→ **What the exercise asks**: Scan the material that follows. Copy every line containing the word "Περιφέρειας".

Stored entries
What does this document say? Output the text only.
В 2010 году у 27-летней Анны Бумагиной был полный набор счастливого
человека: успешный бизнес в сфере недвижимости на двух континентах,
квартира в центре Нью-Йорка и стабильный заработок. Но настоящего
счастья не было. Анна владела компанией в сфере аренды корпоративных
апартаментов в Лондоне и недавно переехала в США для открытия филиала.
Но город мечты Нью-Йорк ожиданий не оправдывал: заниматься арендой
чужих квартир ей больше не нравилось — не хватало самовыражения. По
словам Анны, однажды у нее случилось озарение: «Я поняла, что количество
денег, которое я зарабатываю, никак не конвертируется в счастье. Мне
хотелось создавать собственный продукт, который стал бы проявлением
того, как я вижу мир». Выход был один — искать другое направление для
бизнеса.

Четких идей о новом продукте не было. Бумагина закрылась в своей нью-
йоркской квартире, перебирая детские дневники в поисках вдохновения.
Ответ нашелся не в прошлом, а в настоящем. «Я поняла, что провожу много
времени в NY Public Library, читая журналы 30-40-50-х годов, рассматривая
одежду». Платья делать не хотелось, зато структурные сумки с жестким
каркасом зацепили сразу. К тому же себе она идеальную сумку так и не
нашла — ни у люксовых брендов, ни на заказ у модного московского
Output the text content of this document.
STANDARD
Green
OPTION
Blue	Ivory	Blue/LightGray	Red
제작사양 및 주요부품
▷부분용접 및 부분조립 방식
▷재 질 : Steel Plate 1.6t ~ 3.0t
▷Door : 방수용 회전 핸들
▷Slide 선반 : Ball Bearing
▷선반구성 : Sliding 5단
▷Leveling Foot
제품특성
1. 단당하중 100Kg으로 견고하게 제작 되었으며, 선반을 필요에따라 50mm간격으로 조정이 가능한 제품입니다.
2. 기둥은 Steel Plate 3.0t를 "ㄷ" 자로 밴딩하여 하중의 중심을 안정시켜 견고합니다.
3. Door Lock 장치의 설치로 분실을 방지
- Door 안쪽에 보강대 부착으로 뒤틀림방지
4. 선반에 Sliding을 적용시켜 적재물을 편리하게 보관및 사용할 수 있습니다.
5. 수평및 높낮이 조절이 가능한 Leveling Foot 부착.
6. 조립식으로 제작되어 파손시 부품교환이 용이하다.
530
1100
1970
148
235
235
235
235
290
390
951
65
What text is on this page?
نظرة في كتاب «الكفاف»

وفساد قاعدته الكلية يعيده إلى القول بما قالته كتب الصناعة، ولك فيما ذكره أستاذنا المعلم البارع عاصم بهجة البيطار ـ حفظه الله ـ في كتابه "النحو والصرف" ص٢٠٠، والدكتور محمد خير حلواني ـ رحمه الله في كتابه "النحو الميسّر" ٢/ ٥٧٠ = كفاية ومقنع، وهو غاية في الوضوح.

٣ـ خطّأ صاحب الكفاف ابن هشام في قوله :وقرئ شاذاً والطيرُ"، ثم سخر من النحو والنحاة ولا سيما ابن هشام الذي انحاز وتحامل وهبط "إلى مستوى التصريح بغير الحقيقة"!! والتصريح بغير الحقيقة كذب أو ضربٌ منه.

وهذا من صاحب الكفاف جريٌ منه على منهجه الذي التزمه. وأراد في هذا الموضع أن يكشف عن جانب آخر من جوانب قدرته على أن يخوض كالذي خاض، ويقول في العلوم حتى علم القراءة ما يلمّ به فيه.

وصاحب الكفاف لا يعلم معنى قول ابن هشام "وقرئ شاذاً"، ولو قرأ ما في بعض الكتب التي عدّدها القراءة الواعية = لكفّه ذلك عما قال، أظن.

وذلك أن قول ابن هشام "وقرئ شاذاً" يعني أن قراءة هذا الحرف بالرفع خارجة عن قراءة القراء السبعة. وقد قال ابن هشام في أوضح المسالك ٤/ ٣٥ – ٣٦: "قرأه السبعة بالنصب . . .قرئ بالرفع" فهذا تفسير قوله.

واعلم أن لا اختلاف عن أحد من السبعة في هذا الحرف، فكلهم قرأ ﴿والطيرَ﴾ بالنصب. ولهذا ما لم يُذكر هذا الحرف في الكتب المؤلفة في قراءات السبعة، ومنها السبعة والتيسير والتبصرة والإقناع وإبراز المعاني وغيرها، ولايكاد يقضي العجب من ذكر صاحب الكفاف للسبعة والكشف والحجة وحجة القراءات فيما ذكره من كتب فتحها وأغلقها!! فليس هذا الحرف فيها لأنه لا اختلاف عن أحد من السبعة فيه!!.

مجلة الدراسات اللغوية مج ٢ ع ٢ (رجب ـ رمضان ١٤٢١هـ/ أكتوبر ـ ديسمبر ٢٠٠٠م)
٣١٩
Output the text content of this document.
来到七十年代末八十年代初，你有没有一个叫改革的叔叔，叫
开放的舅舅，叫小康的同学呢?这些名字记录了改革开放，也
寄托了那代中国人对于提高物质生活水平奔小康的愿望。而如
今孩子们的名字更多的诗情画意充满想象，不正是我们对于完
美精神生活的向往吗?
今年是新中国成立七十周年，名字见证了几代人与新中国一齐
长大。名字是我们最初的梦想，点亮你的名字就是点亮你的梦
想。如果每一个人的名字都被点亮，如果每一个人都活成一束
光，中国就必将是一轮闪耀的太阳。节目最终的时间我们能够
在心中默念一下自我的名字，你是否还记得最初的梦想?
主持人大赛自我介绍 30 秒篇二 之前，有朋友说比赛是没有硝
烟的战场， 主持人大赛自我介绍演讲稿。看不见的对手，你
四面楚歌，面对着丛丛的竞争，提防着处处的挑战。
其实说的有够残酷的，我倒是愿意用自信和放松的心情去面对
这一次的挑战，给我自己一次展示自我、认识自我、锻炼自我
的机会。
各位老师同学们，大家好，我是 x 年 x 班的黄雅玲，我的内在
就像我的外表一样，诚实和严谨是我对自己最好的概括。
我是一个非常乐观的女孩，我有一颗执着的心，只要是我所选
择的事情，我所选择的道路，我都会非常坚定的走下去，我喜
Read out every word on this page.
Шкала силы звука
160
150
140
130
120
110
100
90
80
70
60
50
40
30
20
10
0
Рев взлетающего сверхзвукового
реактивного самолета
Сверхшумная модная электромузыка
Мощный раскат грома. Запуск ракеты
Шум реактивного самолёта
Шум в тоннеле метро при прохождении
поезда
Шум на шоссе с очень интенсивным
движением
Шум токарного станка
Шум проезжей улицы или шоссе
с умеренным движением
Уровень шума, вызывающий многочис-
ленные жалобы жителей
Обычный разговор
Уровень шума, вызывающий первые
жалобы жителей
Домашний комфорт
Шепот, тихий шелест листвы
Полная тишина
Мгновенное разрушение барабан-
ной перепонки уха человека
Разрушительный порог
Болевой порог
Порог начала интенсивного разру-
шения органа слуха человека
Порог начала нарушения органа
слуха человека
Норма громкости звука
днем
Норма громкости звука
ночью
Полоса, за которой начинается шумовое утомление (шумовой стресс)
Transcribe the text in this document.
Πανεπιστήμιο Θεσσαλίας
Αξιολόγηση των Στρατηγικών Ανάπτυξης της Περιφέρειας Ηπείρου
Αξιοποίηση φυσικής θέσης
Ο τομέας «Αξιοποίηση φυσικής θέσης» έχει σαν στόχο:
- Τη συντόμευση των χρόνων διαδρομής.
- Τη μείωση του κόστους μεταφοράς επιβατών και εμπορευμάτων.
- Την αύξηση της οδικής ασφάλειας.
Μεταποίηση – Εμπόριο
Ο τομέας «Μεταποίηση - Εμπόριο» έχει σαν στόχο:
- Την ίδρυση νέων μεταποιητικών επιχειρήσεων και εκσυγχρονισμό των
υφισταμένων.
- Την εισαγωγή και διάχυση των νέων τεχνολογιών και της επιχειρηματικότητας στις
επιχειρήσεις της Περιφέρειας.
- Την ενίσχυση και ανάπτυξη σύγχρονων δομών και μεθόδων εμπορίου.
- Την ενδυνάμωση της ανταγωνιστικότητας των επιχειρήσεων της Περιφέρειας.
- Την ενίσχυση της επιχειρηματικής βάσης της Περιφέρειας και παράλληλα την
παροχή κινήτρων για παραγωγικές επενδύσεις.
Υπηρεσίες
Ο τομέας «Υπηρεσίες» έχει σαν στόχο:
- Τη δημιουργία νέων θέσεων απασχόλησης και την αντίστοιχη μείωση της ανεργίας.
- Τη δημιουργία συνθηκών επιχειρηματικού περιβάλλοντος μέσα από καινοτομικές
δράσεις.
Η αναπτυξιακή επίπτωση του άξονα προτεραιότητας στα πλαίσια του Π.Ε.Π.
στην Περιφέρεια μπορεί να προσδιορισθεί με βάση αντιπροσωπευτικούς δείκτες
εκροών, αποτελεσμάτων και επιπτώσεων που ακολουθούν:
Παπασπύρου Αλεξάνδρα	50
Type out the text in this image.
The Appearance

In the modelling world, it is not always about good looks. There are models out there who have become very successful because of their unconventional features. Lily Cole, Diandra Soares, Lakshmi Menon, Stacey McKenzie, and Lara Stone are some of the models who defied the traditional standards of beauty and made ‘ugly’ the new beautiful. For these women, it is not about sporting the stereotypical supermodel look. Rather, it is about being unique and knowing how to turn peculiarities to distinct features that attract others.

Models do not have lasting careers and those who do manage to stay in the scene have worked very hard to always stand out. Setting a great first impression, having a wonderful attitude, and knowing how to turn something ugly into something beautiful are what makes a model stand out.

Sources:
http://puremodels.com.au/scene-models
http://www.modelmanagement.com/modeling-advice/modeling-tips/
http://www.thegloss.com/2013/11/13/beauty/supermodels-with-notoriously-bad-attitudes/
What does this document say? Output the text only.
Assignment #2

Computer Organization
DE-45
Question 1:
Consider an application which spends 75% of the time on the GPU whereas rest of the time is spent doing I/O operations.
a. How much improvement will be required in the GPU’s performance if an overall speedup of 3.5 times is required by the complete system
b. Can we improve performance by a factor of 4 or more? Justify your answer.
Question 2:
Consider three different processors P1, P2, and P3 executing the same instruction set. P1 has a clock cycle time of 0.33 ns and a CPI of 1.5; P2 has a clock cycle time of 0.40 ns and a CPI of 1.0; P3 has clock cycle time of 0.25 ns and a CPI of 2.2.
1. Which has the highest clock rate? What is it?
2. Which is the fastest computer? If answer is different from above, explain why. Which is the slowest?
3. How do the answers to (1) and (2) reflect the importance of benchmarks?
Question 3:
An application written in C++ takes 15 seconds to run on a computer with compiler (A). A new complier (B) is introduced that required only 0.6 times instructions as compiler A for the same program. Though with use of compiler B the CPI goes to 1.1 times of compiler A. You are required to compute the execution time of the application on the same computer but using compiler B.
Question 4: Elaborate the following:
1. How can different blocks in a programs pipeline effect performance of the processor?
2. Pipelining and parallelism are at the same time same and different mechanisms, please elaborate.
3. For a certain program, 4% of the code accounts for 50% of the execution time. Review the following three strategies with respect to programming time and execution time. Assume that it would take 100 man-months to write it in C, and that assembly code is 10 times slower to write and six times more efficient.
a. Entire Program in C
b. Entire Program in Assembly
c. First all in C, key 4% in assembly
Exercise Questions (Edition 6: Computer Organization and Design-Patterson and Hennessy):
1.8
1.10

→ **Expected answer**:
Αξιολόγηση των Στρατηγικών Ανάπτυξης της Περιφέρειας Ηπείρου
επιχειρήσεις της Περιφέρειας.
- Την ενδυνάμωση της ανταγωνιστικότητας των επιχειρήσεων της Περιφέρειας.
- Την ενίσχυση της επιχειρηματικής βάσης της Περιφέρειας και παράλληλα την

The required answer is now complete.